● **Task details**
Copy the records below exactly, omitting any pictures they contain.

◇ ◇ ◇ ◇ ◇ ◇ ◇

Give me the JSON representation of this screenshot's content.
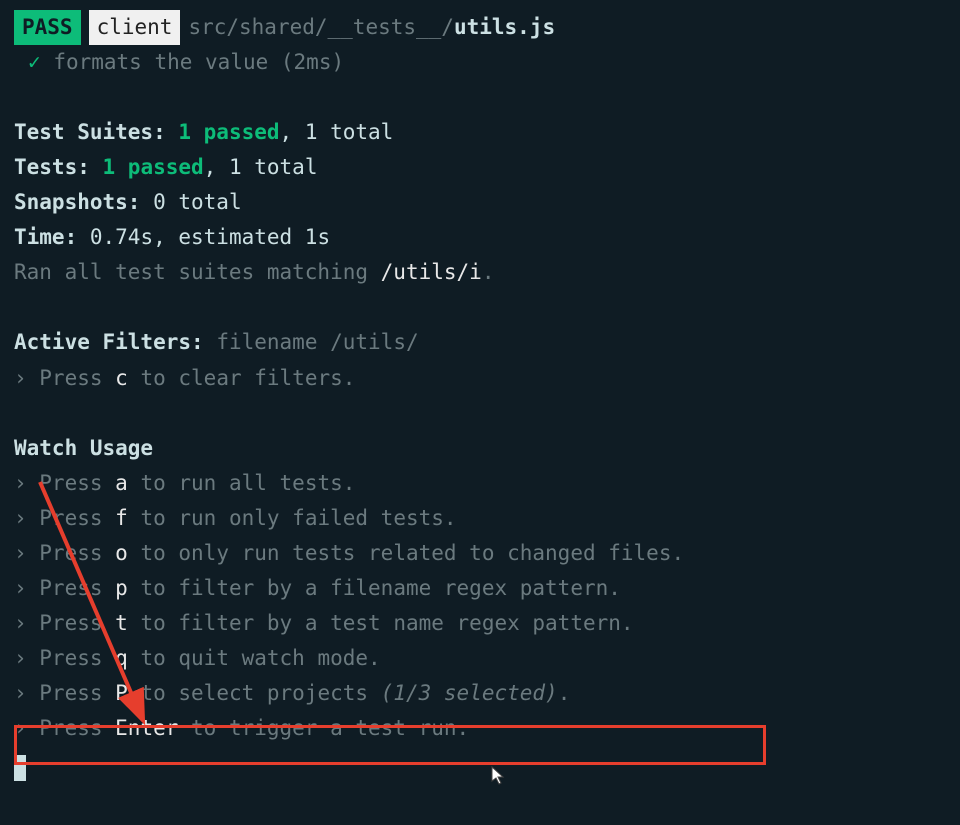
{
  "header": {
    "pass_label": "PASS",
    "client_label": "client",
    "path_dim": "src/shared/__tests__/",
    "path_bright": "utils.js"
  },
  "test_result": {
    "checkmark": "✓",
    "description": "formats the value (2ms)"
  },
  "summary": {
    "test_suites_label": "Test Suites:",
    "test_suites_passed": "1 passed",
    "test_suites_total": ", 1 total",
    "tests_label": "Tests:",
    "tests_passed": "1 passed",
    "tests_total": ", 1 total",
    "snapshots_label": "Snapshots:",
    "snapshots_value": "0 total",
    "time_label": "Time:",
    "time_value": "0.74s, estimated 1s",
    "ran_prefix": "Ran all test suites matching ",
    "ran_pattern": "/utils/i",
    "ran_suffix": "."
  },
  "active_filters": {
    "label": "Active Filters:",
    "value": "filename /utils/",
    "clear_prefix": " › Press ",
    "clear_key": "c",
    "clear_suffix": " to clear filters."
  },
  "watch_usage": {
    "header": "Watch Usage",
    "lines": [
      {
        "prefix": " › Press ",
        "key": "a",
        "suffix": " to run all tests."
      },
      {
        "prefix": " › Press ",
        "key": "f",
        "suffix": " to run only failed tests."
      },
      {
        "prefix": " › Press ",
        "key": "o",
        "suffix": " to only run tests related to changed files."
      },
      {
        "prefix": " › Press ",
        "key": "p",
        "suffix": " to filter by a filename regex pattern."
      },
      {
        "prefix": " › Press ",
        "key": "t",
        "suffix": " to filter by a test name regex pattern."
      },
      {
        "prefix": " › Press ",
        "key": "q",
        "suffix": " to quit watch mode."
      },
      {
        "prefix": " › Press ",
        "key": "P",
        "suffix_a": " to select projects ",
        "suffix_italic": "(1/3 selected)",
        "suffix_b": "."
      },
      {
        "prefix": " › Press ",
        "key": "Enter",
        "suffix": " to trigger a test run."
      }
    ]
  }
}
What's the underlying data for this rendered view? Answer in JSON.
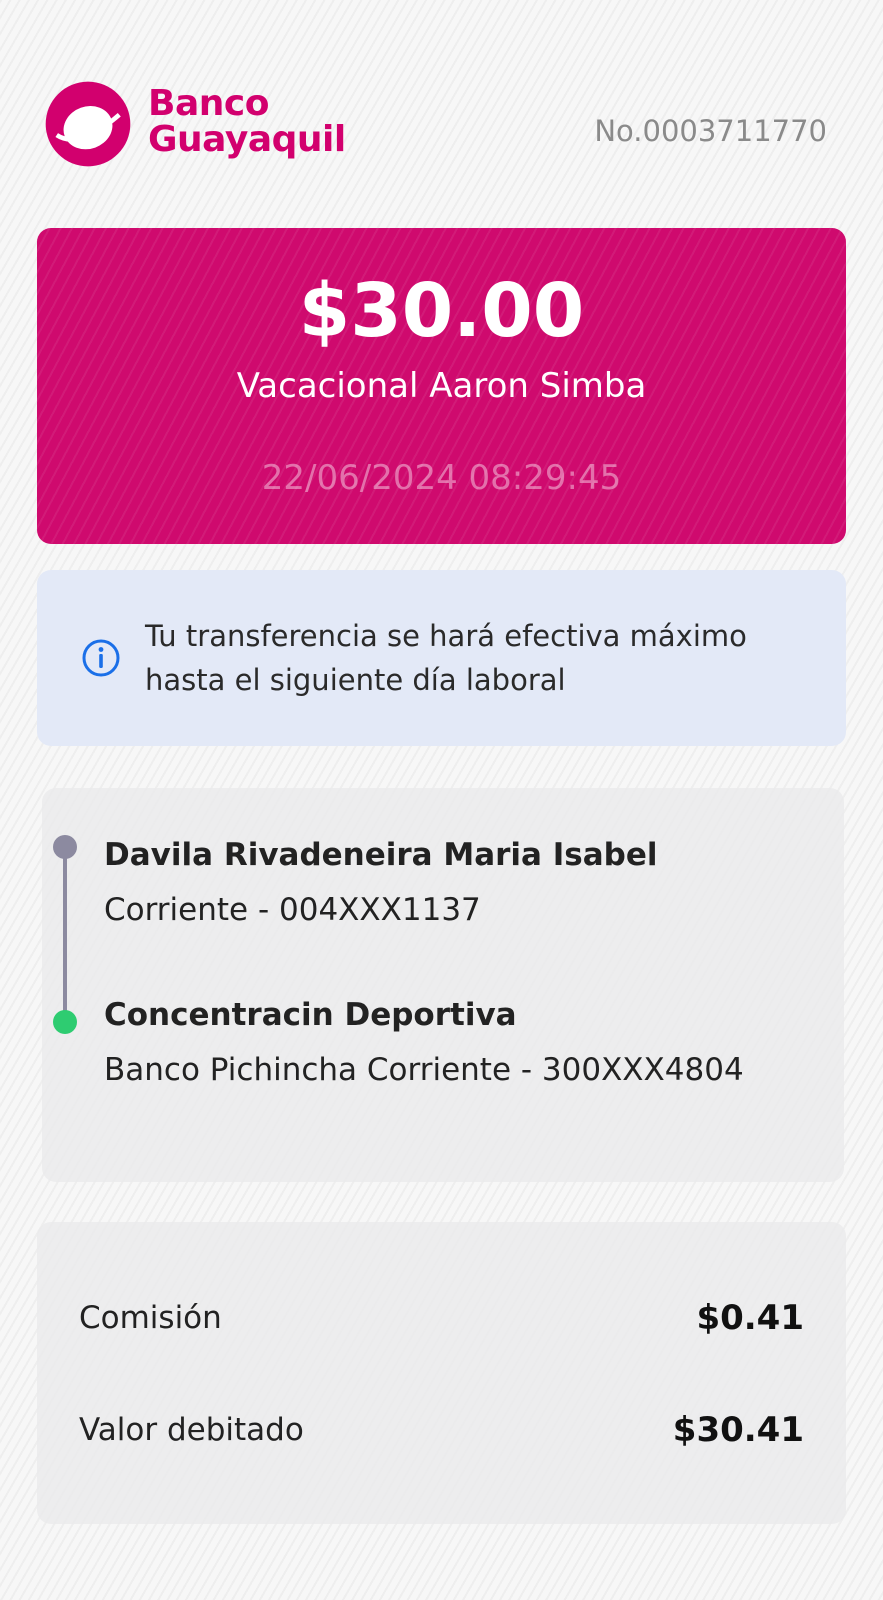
{
  "header": {
    "logo_line1": "Banco",
    "logo_line2": "Guayaquil",
    "receipt_number": "No.0003711770"
  },
  "transfer": {
    "amount": "$30.00",
    "beneficiary": "Vacacional Aaron Simba",
    "datetime": "22/06/2024 08:29:45"
  },
  "notice": {
    "text": "Tu transferencia se hará efectiva máximo hasta el siguiente día laboral",
    "icon": "info-circle-icon"
  },
  "origin": {
    "name": "Davila Rivadeneira Maria Isabel",
    "account": "Corriente - 004XXX1137"
  },
  "destination": {
    "name": "Concentracin Deportiva",
    "account": "Banco Pichincha Corriente - 300XXX4804"
  },
  "summary": {
    "commission_label": "Comisión",
    "commission_value": "$0.41",
    "debited_label": "Valor debitado",
    "debited_value": "$30.41"
  },
  "colors": {
    "brand": "#d2006e",
    "card": "#cf0a6e",
    "info_bg": "#e3e9f7",
    "origin_dot": "#8c8aa0",
    "destination_dot": "#2ecc71"
  }
}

◇ ◇ ◇ ◇ ◇ ◇ ◇

● **Exercise response**
Give me the JSON representation of this screenshot's content.
{
  "header": {
    "pass_label": "PASS",
    "client_label": "client",
    "path_dim": "src/shared/__tests__/",
    "path_bright": "utils.js"
  },
  "test_result": {
    "checkmark": "✓",
    "description": "formats the value (2ms)"
  },
  "summary": {
    "test_suites_label": "Test Suites:",
    "test_suites_passed": "1 passed",
    "test_suites_total": ", 1 total",
    "tests_label": "Tests:",
    "tests_passed": "1 passed",
    "tests_total": ", 1 total",
    "snapshots_label": "Snapshots:",
    "snapshots_value": "0 total",
    "time_label": "Time:",
    "time_value": "0.74s, estimated 1s",
    "ran_prefix": "Ran all test suites matching ",
    "ran_pattern": "/utils/i",
    "ran_suffix": "."
  },
  "active_filters": {
    "label": "Active Filters:",
    "value": "filename /utils/",
    "clear_prefix": " › Press ",
    "clear_key": "c",
    "clear_suffix": " to clear filters."
  },
  "watch_usage": {
    "header": "Watch Usage",
    "lines": [
      {
        "prefix": " › Press ",
        "key": "a",
        "suffix": " to run all tests."
      },
      {
        "prefix": " › Press ",
        "key": "f",
        "suffix": " to run only failed tests."
      },
      {
        "prefix": " › Press ",
        "key": "o",
        "suffix": " to only run tests related to changed files."
      },
      {
        "prefix": " › Press ",
        "key": "p",
        "suffix": " to filter by a filename regex pattern."
      },
      {
        "prefix": " › Press ",
        "key": "t",
        "suffix": " to filter by a test name regex pattern."
      },
      {
        "prefix": " › Press ",
        "key": "q",
        "suffix": " to quit watch mode."
      },
      {
        "prefix": " › Press ",
        "key": "P",
        "suffix_a": " to select projects ",
        "suffix_italic": "(1/3 selected)",
        "suffix_b": "."
      },
      {
        "prefix": " › Press ",
        "key": "Enter",
        "suffix": " to trigger a test run."
      }
    ]
  }
}
What's the underlying data for this rendered view? Answer in JSON.
{
  "header": {
    "logo_line1": "Banco",
    "logo_line2": "Guayaquil",
    "receipt_number": "No.0003711770"
  },
  "transfer": {
    "amount": "$30.00",
    "beneficiary": "Vacacional Aaron Simba",
    "datetime": "22/06/2024 08:29:45"
  },
  "notice": {
    "text": "Tu transferencia se hará efectiva máximo hasta el siguiente día laboral",
    "icon": "info-circle-icon"
  },
  "origin": {
    "name": "Davila Rivadeneira Maria Isabel",
    "account": "Corriente - 004XXX1137"
  },
  "destination": {
    "name": "Concentracin Deportiva",
    "account": "Banco Pichincha Corriente - 300XXX4804"
  },
  "summary": {
    "commission_label": "Comisión",
    "commission_value": "$0.41",
    "debited_label": "Valor debitado",
    "debited_value": "$30.41"
  },
  "colors": {
    "brand": "#d2006e",
    "card": "#cf0a6e",
    "info_bg": "#e3e9f7",
    "origin_dot": "#8c8aa0",
    "destination_dot": "#2ecc71"
  }
}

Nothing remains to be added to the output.